▸ Direction:
All lines featuring the string "Serviço" are to be listed.
═══ Records for this exercise ═══
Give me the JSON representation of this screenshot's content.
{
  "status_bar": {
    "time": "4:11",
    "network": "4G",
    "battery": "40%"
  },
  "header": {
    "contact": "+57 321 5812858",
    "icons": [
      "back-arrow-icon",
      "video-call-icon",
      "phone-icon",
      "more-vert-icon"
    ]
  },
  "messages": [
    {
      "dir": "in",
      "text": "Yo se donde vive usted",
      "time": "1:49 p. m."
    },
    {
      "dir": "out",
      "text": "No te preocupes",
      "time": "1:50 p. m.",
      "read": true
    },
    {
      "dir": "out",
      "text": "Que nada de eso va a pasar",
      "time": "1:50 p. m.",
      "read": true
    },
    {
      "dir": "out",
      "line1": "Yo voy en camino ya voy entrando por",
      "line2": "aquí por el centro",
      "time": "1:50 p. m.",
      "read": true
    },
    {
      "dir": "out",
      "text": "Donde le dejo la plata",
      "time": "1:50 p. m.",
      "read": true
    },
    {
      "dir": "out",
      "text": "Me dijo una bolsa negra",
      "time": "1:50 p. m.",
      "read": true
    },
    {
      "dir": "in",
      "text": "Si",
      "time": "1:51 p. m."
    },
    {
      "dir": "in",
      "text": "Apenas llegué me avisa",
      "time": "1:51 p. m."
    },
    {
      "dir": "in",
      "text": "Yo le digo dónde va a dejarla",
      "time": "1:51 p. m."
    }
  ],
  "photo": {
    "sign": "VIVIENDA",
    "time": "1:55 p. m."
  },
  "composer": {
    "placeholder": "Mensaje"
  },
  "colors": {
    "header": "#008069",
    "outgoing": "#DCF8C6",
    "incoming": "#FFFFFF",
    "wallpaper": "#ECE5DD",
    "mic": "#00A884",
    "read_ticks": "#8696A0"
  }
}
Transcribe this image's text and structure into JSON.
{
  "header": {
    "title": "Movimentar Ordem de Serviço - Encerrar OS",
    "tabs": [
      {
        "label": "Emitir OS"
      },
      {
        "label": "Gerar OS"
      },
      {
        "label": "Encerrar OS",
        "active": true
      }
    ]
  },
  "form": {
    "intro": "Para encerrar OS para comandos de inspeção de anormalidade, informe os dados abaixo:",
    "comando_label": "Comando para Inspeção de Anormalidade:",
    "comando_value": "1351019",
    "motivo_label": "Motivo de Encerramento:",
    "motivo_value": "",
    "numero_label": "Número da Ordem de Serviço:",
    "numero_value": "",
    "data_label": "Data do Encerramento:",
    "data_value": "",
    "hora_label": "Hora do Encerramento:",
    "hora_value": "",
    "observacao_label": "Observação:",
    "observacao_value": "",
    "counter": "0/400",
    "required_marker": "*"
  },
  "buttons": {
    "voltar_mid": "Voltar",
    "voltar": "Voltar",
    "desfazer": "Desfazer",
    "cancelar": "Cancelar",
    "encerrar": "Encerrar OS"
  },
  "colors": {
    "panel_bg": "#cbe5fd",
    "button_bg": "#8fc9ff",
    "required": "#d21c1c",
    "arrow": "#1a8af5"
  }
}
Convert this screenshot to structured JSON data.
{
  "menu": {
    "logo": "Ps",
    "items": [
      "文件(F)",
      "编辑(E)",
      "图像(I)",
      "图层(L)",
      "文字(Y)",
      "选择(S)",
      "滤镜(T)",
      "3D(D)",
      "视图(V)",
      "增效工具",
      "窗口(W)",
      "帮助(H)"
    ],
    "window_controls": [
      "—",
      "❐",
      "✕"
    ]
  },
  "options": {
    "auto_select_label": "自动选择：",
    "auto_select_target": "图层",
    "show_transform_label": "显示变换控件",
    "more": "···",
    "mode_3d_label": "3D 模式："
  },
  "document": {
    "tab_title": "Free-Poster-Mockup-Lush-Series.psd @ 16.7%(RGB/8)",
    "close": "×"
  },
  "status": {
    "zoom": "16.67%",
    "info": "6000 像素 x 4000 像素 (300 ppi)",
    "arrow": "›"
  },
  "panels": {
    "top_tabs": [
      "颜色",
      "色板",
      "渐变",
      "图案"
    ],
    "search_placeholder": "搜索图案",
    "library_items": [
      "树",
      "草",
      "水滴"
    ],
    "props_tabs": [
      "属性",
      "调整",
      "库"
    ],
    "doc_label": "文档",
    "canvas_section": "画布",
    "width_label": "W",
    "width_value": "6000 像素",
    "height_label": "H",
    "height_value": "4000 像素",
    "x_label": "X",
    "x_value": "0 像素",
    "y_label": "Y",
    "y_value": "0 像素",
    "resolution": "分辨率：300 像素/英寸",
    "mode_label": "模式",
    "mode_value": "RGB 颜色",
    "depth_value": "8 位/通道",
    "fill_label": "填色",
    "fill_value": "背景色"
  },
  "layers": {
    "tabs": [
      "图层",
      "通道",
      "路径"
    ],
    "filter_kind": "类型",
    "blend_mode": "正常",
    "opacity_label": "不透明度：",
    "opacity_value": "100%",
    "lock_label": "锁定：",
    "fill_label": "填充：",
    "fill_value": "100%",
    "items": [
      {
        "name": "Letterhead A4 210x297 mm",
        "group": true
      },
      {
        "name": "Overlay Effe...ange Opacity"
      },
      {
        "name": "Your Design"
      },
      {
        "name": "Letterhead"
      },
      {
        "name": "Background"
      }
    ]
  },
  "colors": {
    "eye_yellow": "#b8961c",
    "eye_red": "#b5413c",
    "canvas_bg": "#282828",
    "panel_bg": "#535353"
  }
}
═══
▸ Full solution:
    "title": "Movimentar Ordem de Serviço - Encerrar OS",
    "numero_label": "Número da Ordem de Serviço:",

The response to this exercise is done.